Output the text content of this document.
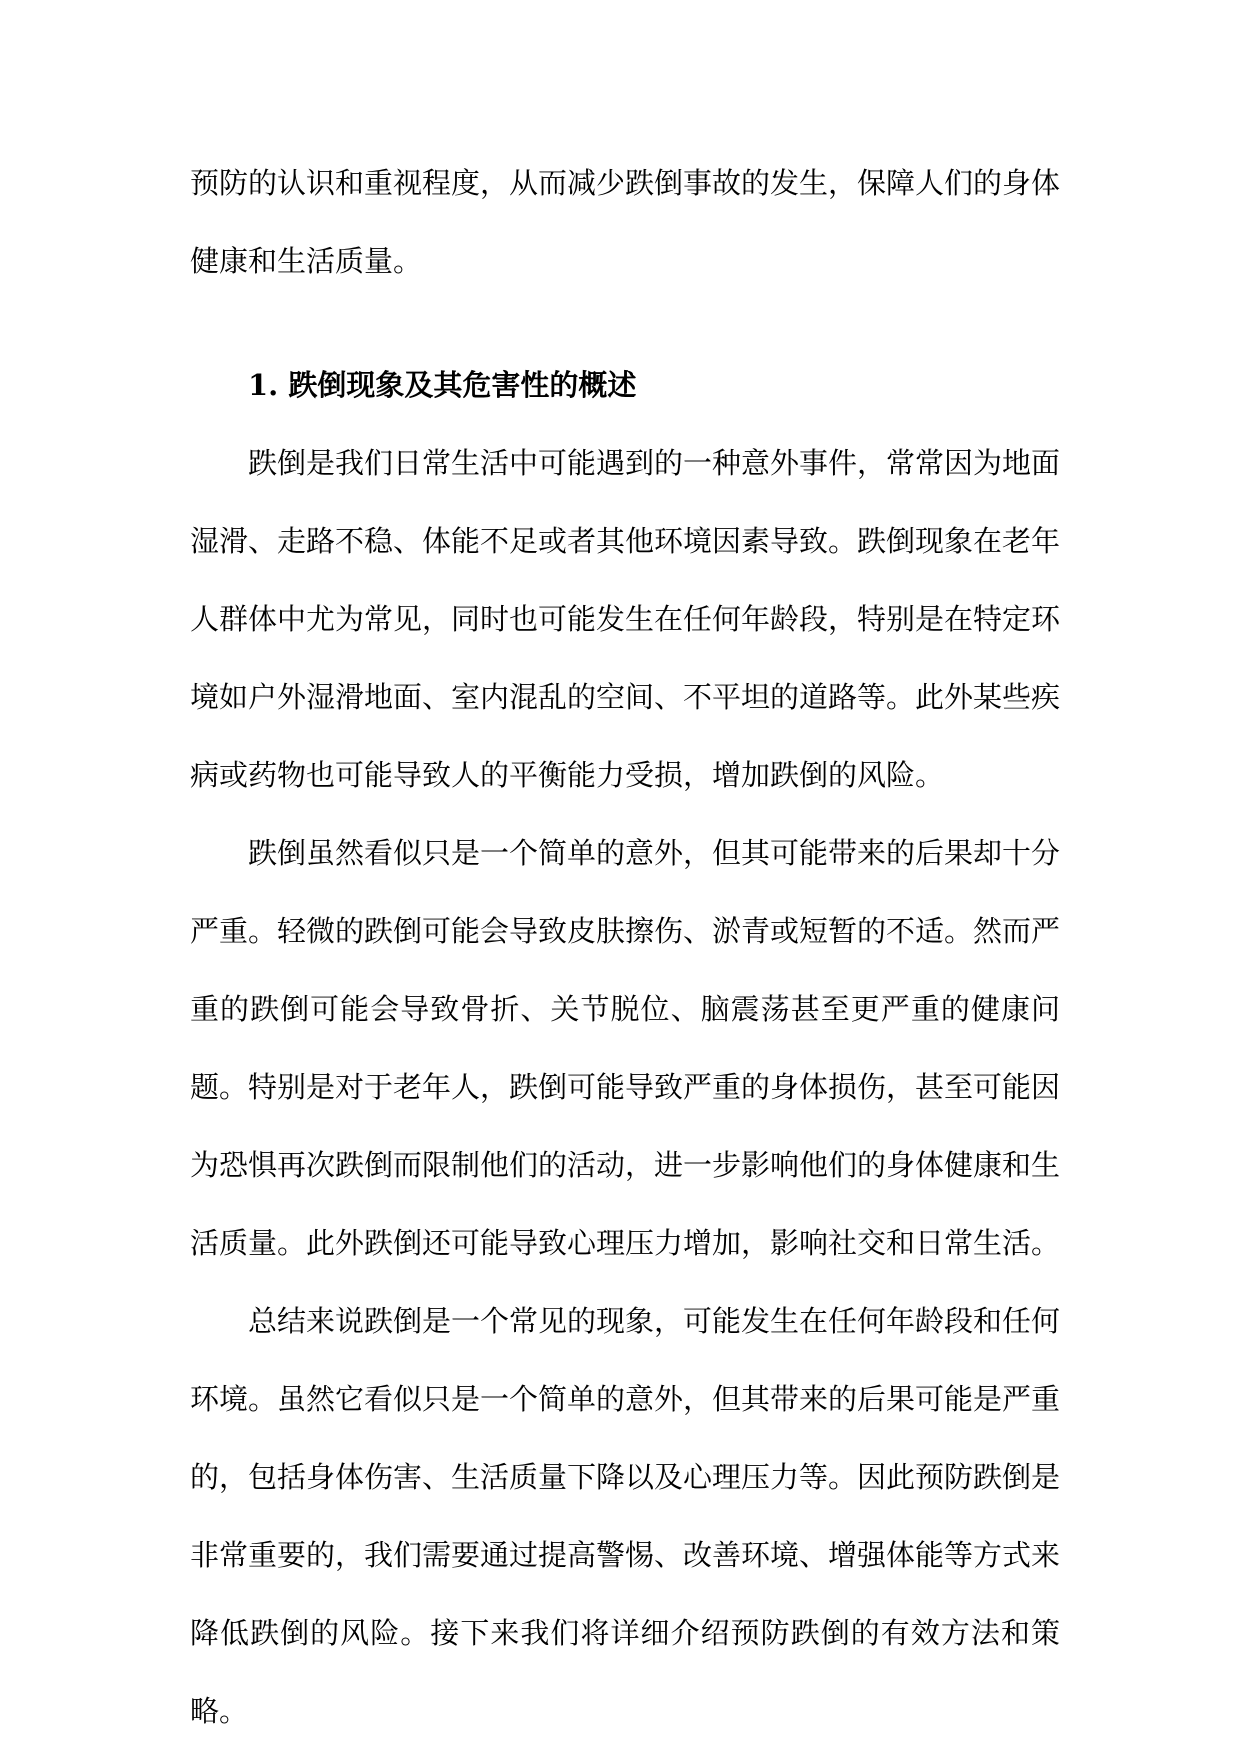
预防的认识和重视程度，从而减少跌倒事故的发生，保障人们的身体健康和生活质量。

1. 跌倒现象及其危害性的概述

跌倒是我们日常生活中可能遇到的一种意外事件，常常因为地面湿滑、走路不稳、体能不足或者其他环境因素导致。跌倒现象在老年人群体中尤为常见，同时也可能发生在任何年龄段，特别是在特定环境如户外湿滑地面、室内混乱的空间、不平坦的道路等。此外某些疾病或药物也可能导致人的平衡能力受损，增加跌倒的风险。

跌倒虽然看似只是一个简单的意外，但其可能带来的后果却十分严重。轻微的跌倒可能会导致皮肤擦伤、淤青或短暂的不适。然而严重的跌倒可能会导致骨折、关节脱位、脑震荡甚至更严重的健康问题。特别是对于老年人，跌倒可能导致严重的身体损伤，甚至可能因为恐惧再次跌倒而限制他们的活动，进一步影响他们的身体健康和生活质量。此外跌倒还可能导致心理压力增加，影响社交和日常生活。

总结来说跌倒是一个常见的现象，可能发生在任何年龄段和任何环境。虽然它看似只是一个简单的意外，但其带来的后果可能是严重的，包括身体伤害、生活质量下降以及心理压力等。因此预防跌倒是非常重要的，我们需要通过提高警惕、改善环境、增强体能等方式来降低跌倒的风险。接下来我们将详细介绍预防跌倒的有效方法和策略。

* * * *

**WHAT IS EXPECTED:**
Copy out all of the data word for word. Do not carry over any picture.

**SOLUTION:**
Output the text content of this document.
预防的认识和重视程度，从而减少跌倒事故的发生，保障人们的身体健康和生活质量。

1. 跌倒现象及其危害性的概述

跌倒是我们日常生活中可能遇到的一种意外事件，常常因为地面湿滑、走路不稳、体能不足或者其他环境因素导致。跌倒现象在老年人群体中尤为常见，同时也可能发生在任何年龄段，特别是在特定环境如户外湿滑地面、室内混乱的空间、不平坦的道路等。此外某些疾病或药物也可能导致人的平衡能力受损，增加跌倒的风险。

跌倒虽然看似只是一个简单的意外，但其可能带来的后果却十分严重。轻微的跌倒可能会导致皮肤擦伤、淤青或短暂的不适。然而严重的跌倒可能会导致骨折、关节脱位、脑震荡甚至更严重的健康问题。特别是对于老年人，跌倒可能导致严重的身体损伤，甚至可能因为恐惧再次跌倒而限制他们的活动，进一步影响他们的身体健康和生活质量。此外跌倒还可能导致心理压力增加，影响社交和日常生活。

总结来说跌倒是一个常见的现象，可能发生在任何年龄段和任何环境。虽然它看似只是一个简单的意外，但其带来的后果可能是严重的，包括身体伤害、生活质量下降以及心理压力等。因此预防跌倒是非常重要的，我们需要通过提高警惕、改善环境、增强体能等方式来降低跌倒的风险。接下来我们将详细介绍预防跌倒的有效方法和策略。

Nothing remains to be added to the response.